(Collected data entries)
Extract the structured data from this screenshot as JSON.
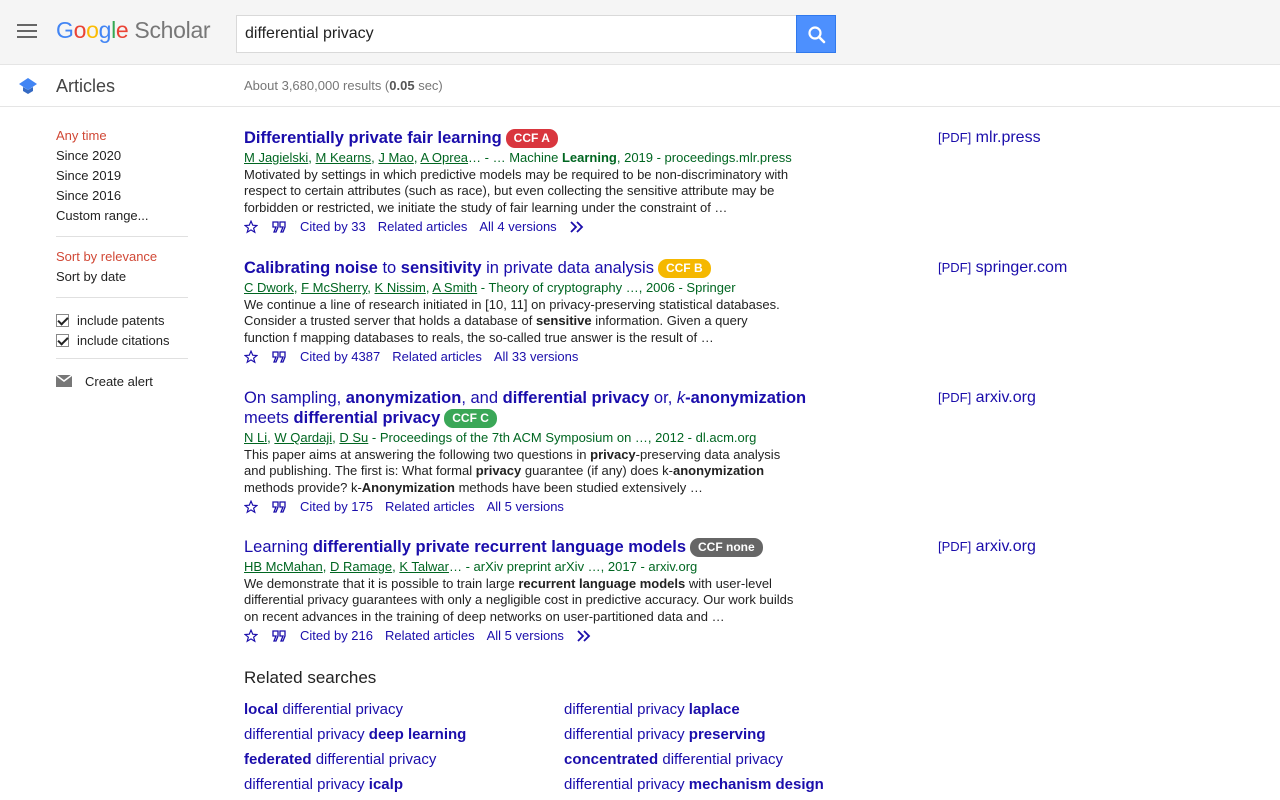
{
  "header": {
    "logo_google": [
      "G",
      "o",
      "o",
      "g",
      "l",
      "e"
    ],
    "logo_scholar": "Scholar",
    "search_value": "differential privacy"
  },
  "subheader": {
    "section_title": "Articles",
    "result_count_prefix": "About 3,680,000 results (",
    "result_count_time": "0.05",
    "result_count_suffix": " sec)"
  },
  "sidebar": {
    "time_filters": [
      "Any time",
      "Since 2020",
      "Since 2019",
      "Since 2016",
      "Custom range..."
    ],
    "sort_options": [
      "Sort by relevance",
      "Sort by date"
    ],
    "checkboxes": [
      "include patents",
      "include citations"
    ],
    "create_alert": "Create alert"
  },
  "results": [
    {
      "title_parts": [
        [
          "Differentially private fair learning",
          true
        ]
      ],
      "badge": "CCF A",
      "badge_color": "#d9363e",
      "meta_authors": [
        "M Jagielski",
        "M Kearns",
        "J Mao",
        "A Oprea"
      ],
      "meta_rest_before": "… - … Machine ",
      "meta_rest_bold": "Learning",
      "meta_rest_after": ", 2019 - proceedings.mlr.press",
      "snippet_parts": [
        [
          "Motivated by settings in which predictive models may be required to be non-discriminatory with respect to certain attributes (such as race), but even collecting the sensitive attribute may be forbidden or restricted, we initiate the study of fair learning under the constraint of …",
          false
        ]
      ],
      "cited": "Cited by 33",
      "related": "Related articles",
      "versions": "All 4 versions",
      "pdf_tag": "[PDF]",
      "pdf_site": "mlr.press"
    },
    {
      "title_parts": [
        [
          "Calibrating noise",
          true
        ],
        [
          " to ",
          false
        ],
        [
          "sensitivity",
          true
        ],
        [
          " in private data analysis",
          false
        ]
      ],
      "badge": "CCF B",
      "badge_color": "#f5b800",
      "meta_authors": [
        "C Dwork",
        "F McSherry",
        "K Nissim",
        "A Smith"
      ],
      "meta_rest_before": " - Theory of cryptography …, 2006 - Springer",
      "meta_rest_bold": "",
      "meta_rest_after": "",
      "snippet_parts": [
        [
          "We continue a line of research initiated in [10, 11] on privacy-preserving statistical databases. Consider a trusted server that holds a database of ",
          false
        ],
        [
          "sensitive",
          true
        ],
        [
          " information. Given a query function f mapping databases to reals, the so-called true answer is the result of …",
          false
        ]
      ],
      "cited": "Cited by 4387",
      "related": "Related articles",
      "versions": "All 33 versions",
      "pdf_tag": "[PDF]",
      "pdf_site": "springer.com"
    },
    {
      "title_parts": [
        [
          "On sampling, ",
          false
        ],
        [
          "anonymization",
          true
        ],
        [
          ", and ",
          false
        ],
        [
          "differential privacy",
          true
        ],
        [
          " or, ",
          false
        ],
        [
          "k",
          false,
          true
        ],
        [
          "-anonymization",
          true
        ],
        [
          " meets ",
          false
        ],
        [
          "differential privacy",
          true
        ]
      ],
      "badge": "CCF C",
      "badge_color": "#3aa757",
      "meta_authors": [
        "N Li",
        "W Qardaji",
        "D Su"
      ],
      "meta_rest_before": " - Proceedings of the 7th ACM Symposium on …, 2012 - dl.acm.org",
      "meta_rest_bold": "",
      "meta_rest_after": "",
      "snippet_parts": [
        [
          "This paper aims at answering the following two questions in ",
          false
        ],
        [
          "privacy",
          true
        ],
        [
          "-preserving data analysis and publishing. The first is: What formal ",
          false
        ],
        [
          "privacy",
          true
        ],
        [
          " guarantee (if any) does k-",
          false
        ],
        [
          "anonymization",
          true
        ],
        [
          " methods provide? k-",
          false
        ],
        [
          "Anonymization",
          true
        ],
        [
          " methods have been studied extensively …",
          false
        ]
      ],
      "cited": "Cited by 175",
      "related": "Related articles",
      "versions": "All 5 versions",
      "pdf_tag": "[PDF]",
      "pdf_site": "arxiv.org"
    },
    {
      "title_parts": [
        [
          "Learning ",
          false
        ],
        [
          "differentially private recurrent language models",
          true
        ]
      ],
      "badge": "CCF none",
      "badge_color": "#666666",
      "meta_authors": [
        "HB McMahan",
        "D Ramage",
        "K Talwar"
      ],
      "meta_rest_before": "… - arXiv preprint arXiv …, 2017 - arxiv.org",
      "meta_rest_bold": "",
      "meta_rest_after": "",
      "snippet_parts": [
        [
          "We demonstrate that it is possible to train large ",
          false
        ],
        [
          "recurrent language models",
          true
        ],
        [
          " with user-level differential privacy guarantees with only a negligible cost in predictive accuracy. Our work builds on recent advances in the training of deep networks on user-partitioned data and …",
          false
        ]
      ],
      "cited": "Cited by 216",
      "related": "Related articles",
      "versions": "All 5 versions",
      "pdf_tag": "[PDF]",
      "pdf_site": "arxiv.org"
    }
  ],
  "related_searches": {
    "title": "Related searches",
    "items": [
      [
        [
          "local",
          true
        ],
        [
          " differential privacy",
          false
        ]
      ],
      [
        [
          "differential privacy ",
          false
        ],
        [
          "laplace",
          true
        ]
      ],
      [
        [
          "differential privacy ",
          false
        ],
        [
          "deep learning",
          true
        ]
      ],
      [
        [
          "differential privacy ",
          false
        ],
        [
          "preserving",
          true
        ]
      ],
      [
        [
          "federated",
          true
        ],
        [
          " differential privacy",
          false
        ]
      ],
      [
        [
          "concentrated",
          true
        ],
        [
          " differential privacy",
          false
        ]
      ],
      [
        [
          "differential privacy ",
          false
        ],
        [
          "icalp",
          true
        ]
      ],
      [
        [
          "differential privacy ",
          false
        ],
        [
          "mechanism design",
          true
        ]
      ]
    ]
  },
  "icons": {
    "menu": "hamburger-icon",
    "search": "search-icon",
    "articles": "graduation-cap-icon",
    "star": "star-icon",
    "cite": "quote-icon",
    "more": "double-chevron-icon",
    "alert": "envelope-icon"
  }
}
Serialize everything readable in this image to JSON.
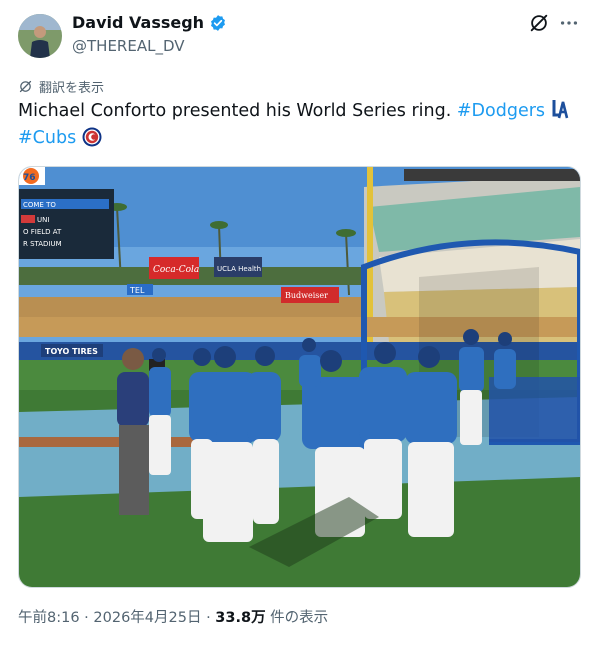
{
  "author": {
    "display_name": "David Vassegh",
    "handle": "@THEREAL_DV"
  },
  "translate_label": "翻訳を表示",
  "tweet": {
    "text": "Michael Conforto presented his World Series ring.",
    "hashtag_1": "#Dodgers",
    "hashtag_2": "#Cubs"
  },
  "photo": {
    "scoreboard_lines": [
      "COME TO",
      "UNI",
      "O FIELD AT",
      "R STADIUM"
    ],
    "sign_coca_cola": "Coca-Cola",
    "sign_ucla": "UCLA Health",
    "sign_budweiser": "Budweiser",
    "sign_tel": "TEL",
    "sign_toyo": "TOYO TIRES",
    "sign_76": "76"
  },
  "meta": {
    "time": "午前8:16",
    "separator": " · ",
    "date": "2026年4月25日",
    "views": "33.8万",
    "views_suffix": " 件の表示"
  },
  "colors": {
    "accent": "#1d9bf0",
    "dodger_blue": "#2f6fbf",
    "sky": "#5b9ad6",
    "grass": "#3f7a35"
  },
  "icons": [
    "verified-badge-icon",
    "grok-icon",
    "more-icon",
    "translate-icon",
    "la-logo-icon",
    "cubs-logo-icon"
  ]
}
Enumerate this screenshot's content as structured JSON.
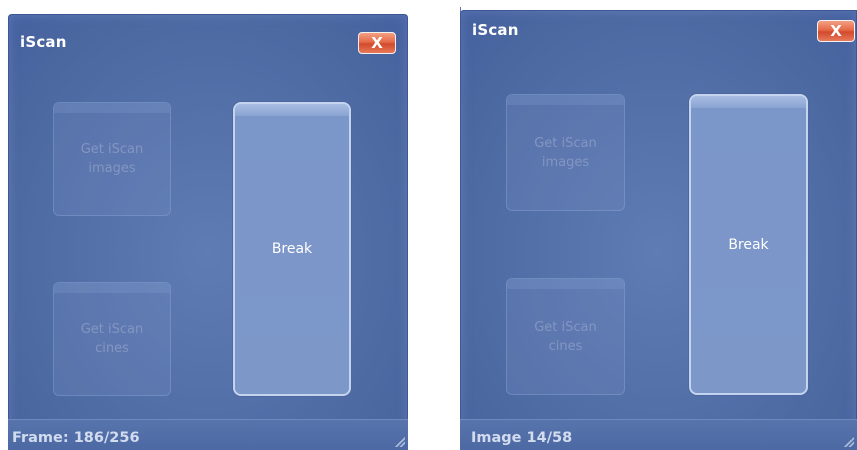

# Work to do
Across the material above, count every line holding "preserving" and write down only the number.

# Finished task
3